*SOURCE RECORDS:*
--
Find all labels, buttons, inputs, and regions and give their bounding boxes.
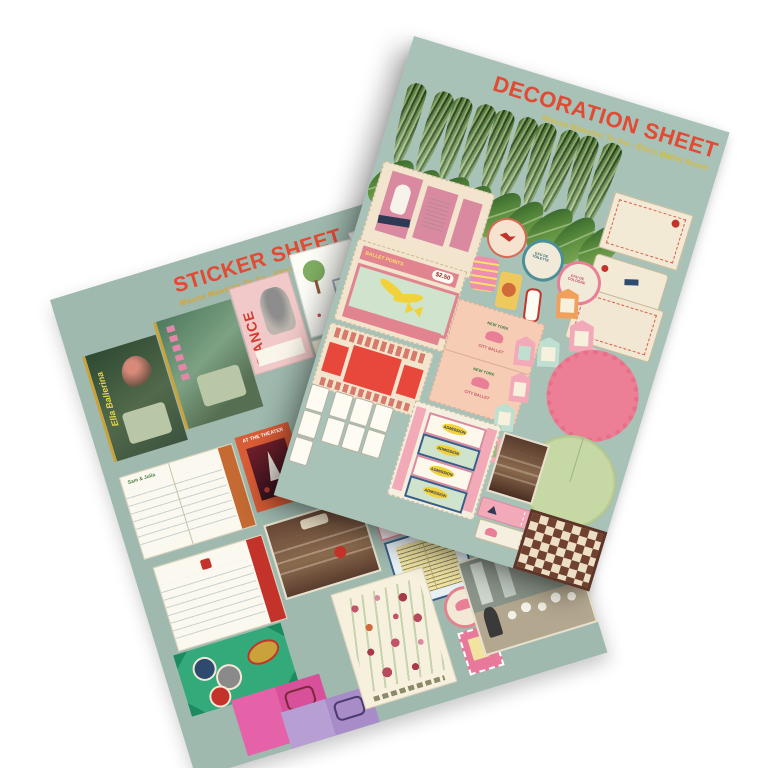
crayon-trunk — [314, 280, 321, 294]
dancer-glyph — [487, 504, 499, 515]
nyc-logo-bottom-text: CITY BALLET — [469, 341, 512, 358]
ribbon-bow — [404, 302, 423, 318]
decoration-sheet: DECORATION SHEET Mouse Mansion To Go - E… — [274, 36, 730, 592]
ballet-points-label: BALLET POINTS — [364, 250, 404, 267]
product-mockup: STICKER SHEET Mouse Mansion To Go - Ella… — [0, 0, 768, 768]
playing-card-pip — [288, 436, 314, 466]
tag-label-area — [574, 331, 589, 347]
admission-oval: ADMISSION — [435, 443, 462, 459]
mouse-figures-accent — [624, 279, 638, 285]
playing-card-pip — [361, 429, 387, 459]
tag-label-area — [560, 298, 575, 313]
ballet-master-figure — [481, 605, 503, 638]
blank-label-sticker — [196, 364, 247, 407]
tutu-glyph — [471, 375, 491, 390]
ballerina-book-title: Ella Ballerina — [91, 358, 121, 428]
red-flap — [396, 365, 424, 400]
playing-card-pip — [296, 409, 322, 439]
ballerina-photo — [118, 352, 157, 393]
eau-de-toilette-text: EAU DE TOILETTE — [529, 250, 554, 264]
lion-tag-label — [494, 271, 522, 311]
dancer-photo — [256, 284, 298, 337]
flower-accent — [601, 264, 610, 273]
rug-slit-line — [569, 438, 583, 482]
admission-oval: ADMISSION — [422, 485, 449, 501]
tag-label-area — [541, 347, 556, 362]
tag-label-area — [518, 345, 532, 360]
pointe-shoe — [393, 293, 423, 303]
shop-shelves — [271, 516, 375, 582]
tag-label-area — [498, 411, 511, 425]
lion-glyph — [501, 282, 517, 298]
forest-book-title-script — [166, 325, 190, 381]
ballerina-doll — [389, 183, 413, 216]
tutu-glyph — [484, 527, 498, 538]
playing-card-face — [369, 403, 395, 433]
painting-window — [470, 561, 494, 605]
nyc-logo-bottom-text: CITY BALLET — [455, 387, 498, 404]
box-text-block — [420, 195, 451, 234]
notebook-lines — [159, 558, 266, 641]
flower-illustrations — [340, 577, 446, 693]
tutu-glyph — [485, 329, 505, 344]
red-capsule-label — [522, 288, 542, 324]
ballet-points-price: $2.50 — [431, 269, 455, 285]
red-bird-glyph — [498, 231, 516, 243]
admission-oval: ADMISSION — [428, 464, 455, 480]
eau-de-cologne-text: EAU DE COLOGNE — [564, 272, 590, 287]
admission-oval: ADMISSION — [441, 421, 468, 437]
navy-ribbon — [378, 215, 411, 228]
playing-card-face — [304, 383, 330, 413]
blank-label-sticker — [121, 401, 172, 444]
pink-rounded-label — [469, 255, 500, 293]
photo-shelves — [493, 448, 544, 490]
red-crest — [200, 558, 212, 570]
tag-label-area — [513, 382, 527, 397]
--
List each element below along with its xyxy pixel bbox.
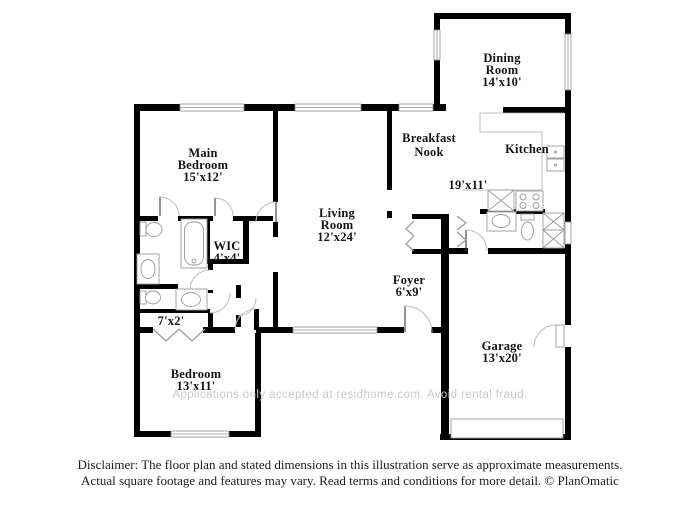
--
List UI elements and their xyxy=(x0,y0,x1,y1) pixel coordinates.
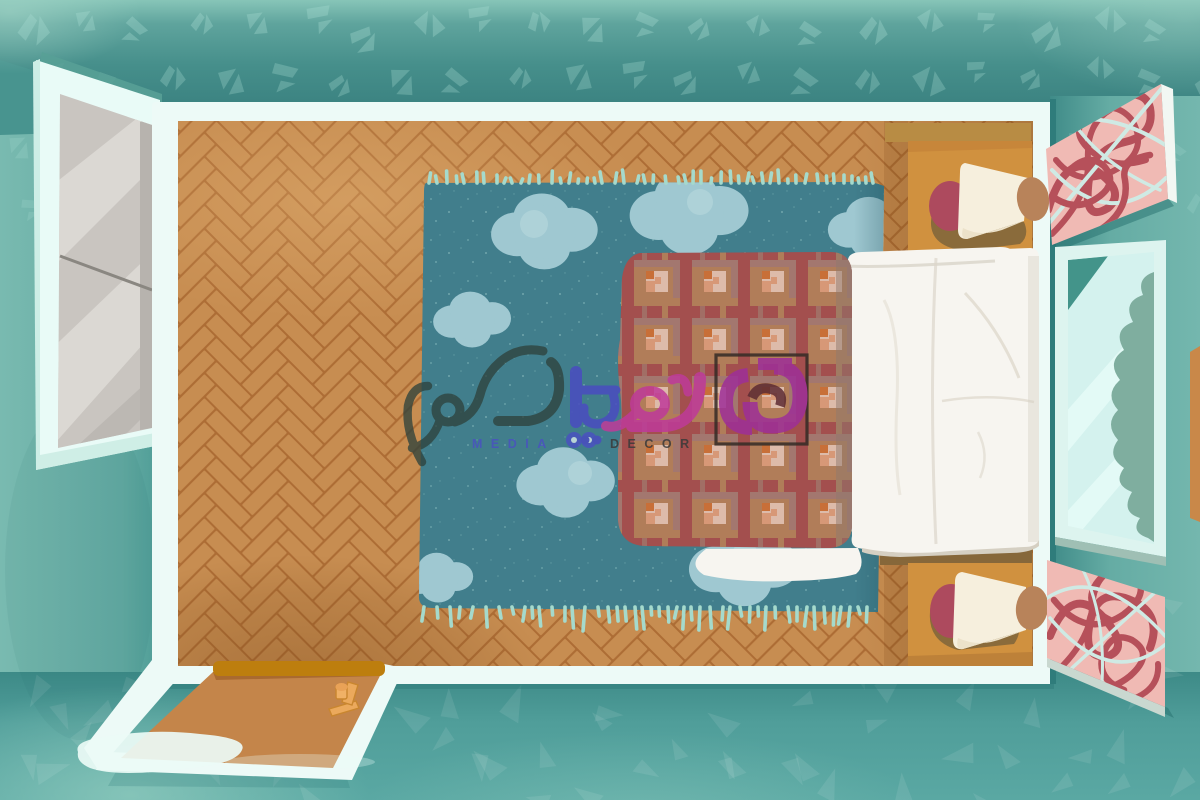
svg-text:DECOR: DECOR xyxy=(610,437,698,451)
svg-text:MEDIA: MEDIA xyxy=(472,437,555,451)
--
*STATED GOAL:* Count the rows above that contain the word "Ella", and reply with the number alone.

*OUTPUT OF THE TASK:* 2